▸ GIVEN REQUEST:
Write out every entry exactly as given, but omit the pictures.

▸ Data records:

/---

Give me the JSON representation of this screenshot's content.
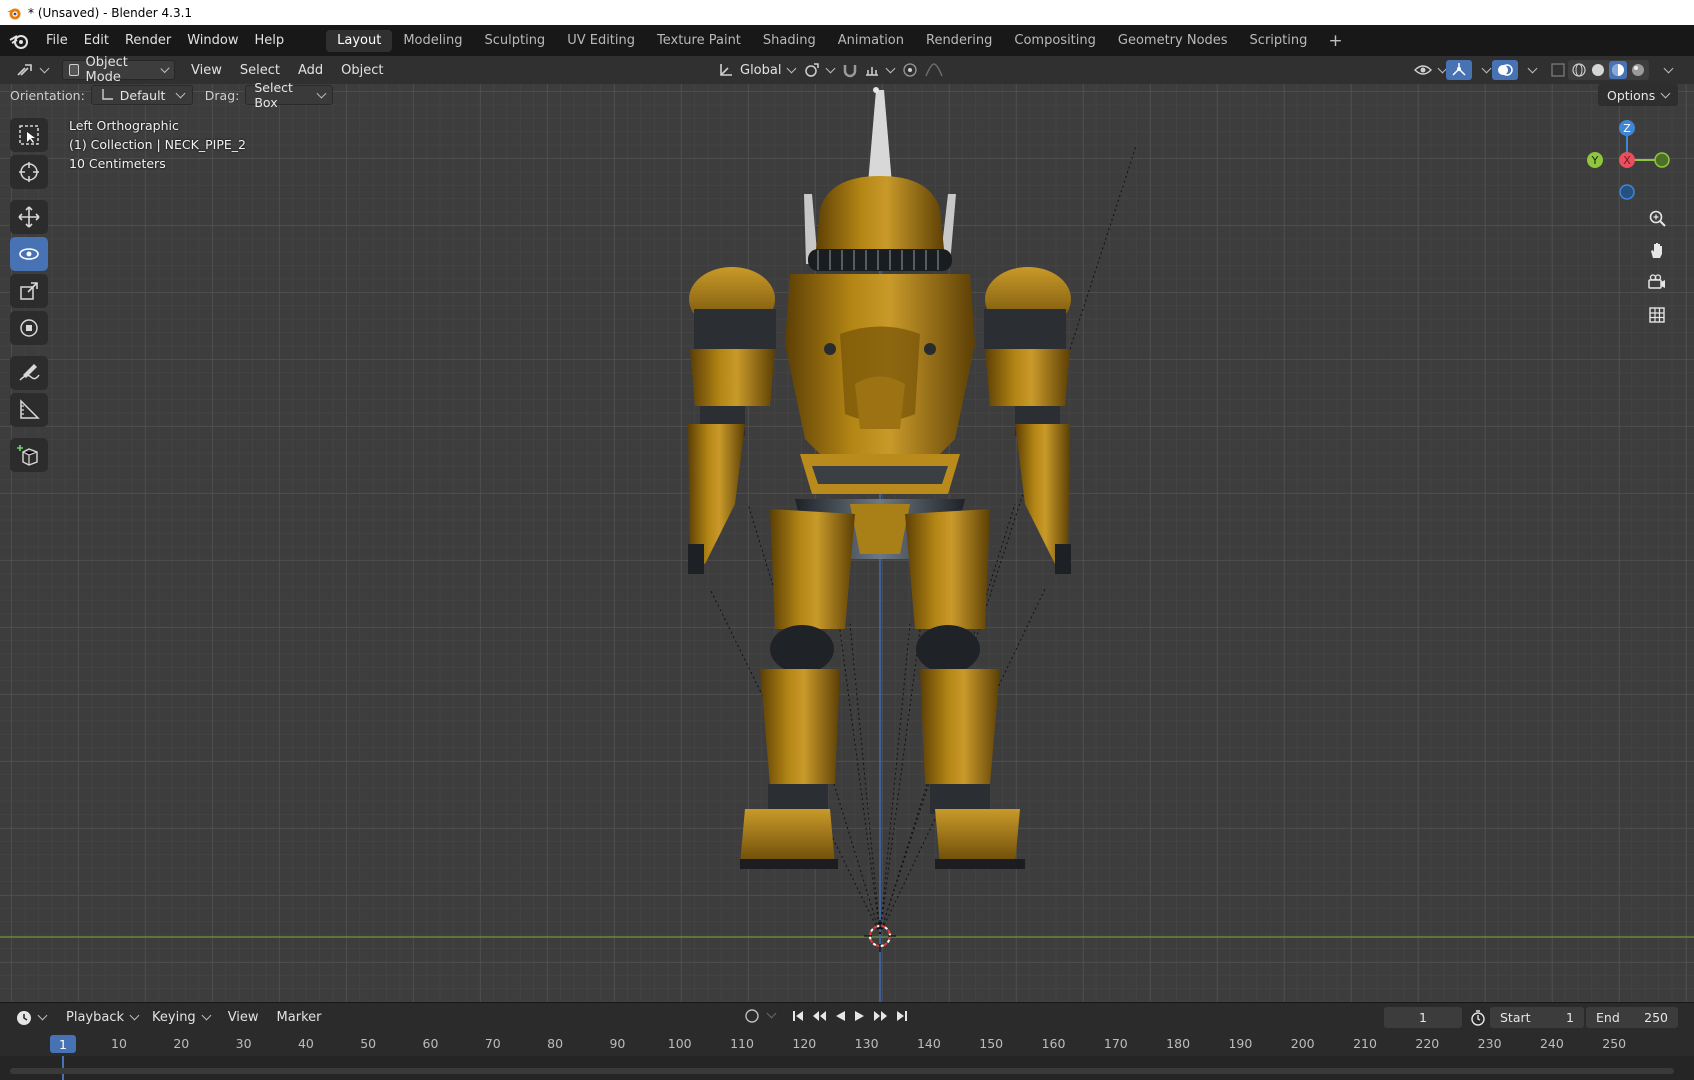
{
  "window": {
    "title": "* (Unsaved) - Blender 4.3.1"
  },
  "menu": {
    "items": [
      "File",
      "Edit",
      "Render",
      "Window",
      "Help"
    ]
  },
  "workspaces": {
    "tabs": [
      "Layout",
      "Modeling",
      "Sculpting",
      "UV Editing",
      "Texture Paint",
      "Shading",
      "Animation",
      "Rendering",
      "Compositing",
      "Geometry Nodes",
      "Scripting"
    ],
    "add": "+"
  },
  "header": {
    "mode": "Object Mode",
    "menus": [
      "View",
      "Select",
      "Add",
      "Object"
    ],
    "transform_orientation": "Global"
  },
  "toolsettings": {
    "orientation_label": "Orientation:",
    "orientation_value": "Default",
    "drag_label": "Drag:",
    "drag_value": "Select Box",
    "options": "Options"
  },
  "viewport": {
    "view_name": "Left Orthographic",
    "collection": "(1) Collection | NECK_PIPE_2",
    "scale": "10 Centimeters",
    "model": "armored-robot-figure",
    "colors": {
      "armor": "#9a6f0c",
      "armor_light": "#c99a2a",
      "armor_dark": "#5c3f05",
      "metal": "#3a3f44",
      "floor_line": "#6c9a3a",
      "z_axis_line": "#3f6fb5"
    }
  },
  "gizmo": {
    "z": "Z",
    "y": "Y",
    "x": "X",
    "colors": {
      "x": "#e8505e",
      "y": "#8ec73b",
      "z": "#3f86d6"
    }
  },
  "timeline": {
    "menus": [
      "Playback",
      "Keying",
      "View",
      "Marker"
    ],
    "current_frame": "1",
    "start_label": "Start",
    "start_value": "1",
    "end_label": "End",
    "end_value": "250",
    "ruler": [
      "10",
      "20",
      "30",
      "40",
      "50",
      "60",
      "70",
      "80",
      "90",
      "100",
      "110",
      "120",
      "130",
      "140",
      "150",
      "160",
      "170",
      "180",
      "190",
      "200",
      "210",
      "220",
      "230",
      "240",
      "250"
    ],
    "playhead": "1"
  }
}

\---

▸ WRITTEN ANSWER:
Give me the JSON representation of this screenshot's content.
{
  "window": {
    "title": "* (Unsaved) - Blender 4.3.1"
  },
  "menu": {
    "items": [
      "File",
      "Edit",
      "Render",
      "Window",
      "Help"
    ]
  },
  "workspaces": {
    "tabs": [
      "Layout",
      "Modeling",
      "Sculpting",
      "UV Editing",
      "Texture Paint",
      "Shading",
      "Animation",
      "Rendering",
      "Compositing",
      "Geometry Nodes",
      "Scripting"
    ],
    "add": "+"
  },
  "header": {
    "mode": "Object Mode",
    "menus": [
      "View",
      "Select",
      "Add",
      "Object"
    ],
    "transform_orientation": "Global"
  },
  "toolsettings": {
    "orientation_label": "Orientation:",
    "orientation_value": "Default",
    "drag_label": "Drag:",
    "drag_value": "Select Box",
    "options": "Options"
  },
  "viewport": {
    "view_name": "Left Orthographic",
    "collection": "(1) Collection | NECK_PIPE_2",
    "scale": "10 Centimeters",
    "model": "armored-robot-figure",
    "colors": {
      "armor": "#9a6f0c",
      "armor_light": "#c99a2a",
      "armor_dark": "#5c3f05",
      "metal": "#3a3f44",
      "floor_line": "#6c9a3a",
      "z_axis_line": "#3f6fb5"
    }
  },
  "gizmo": {
    "z": "Z",
    "y": "Y",
    "x": "X",
    "colors": {
      "x": "#e8505e",
      "y": "#8ec73b",
      "z": "#3f86d6"
    }
  },
  "timeline": {
    "menus": [
      "Playback",
      "Keying",
      "View",
      "Marker"
    ],
    "current_frame": "1",
    "start_label": "Start",
    "start_value": "1",
    "end_label": "End",
    "end_value": "250",
    "ruler": [
      "10",
      "20",
      "30",
      "40",
      "50",
      "60",
      "70",
      "80",
      "90",
      "100",
      "110",
      "120",
      "130",
      "140",
      "150",
      "160",
      "170",
      "180",
      "190",
      "200",
      "210",
      "220",
      "230",
      "240",
      "250"
    ],
    "playhead": "1"
  }
}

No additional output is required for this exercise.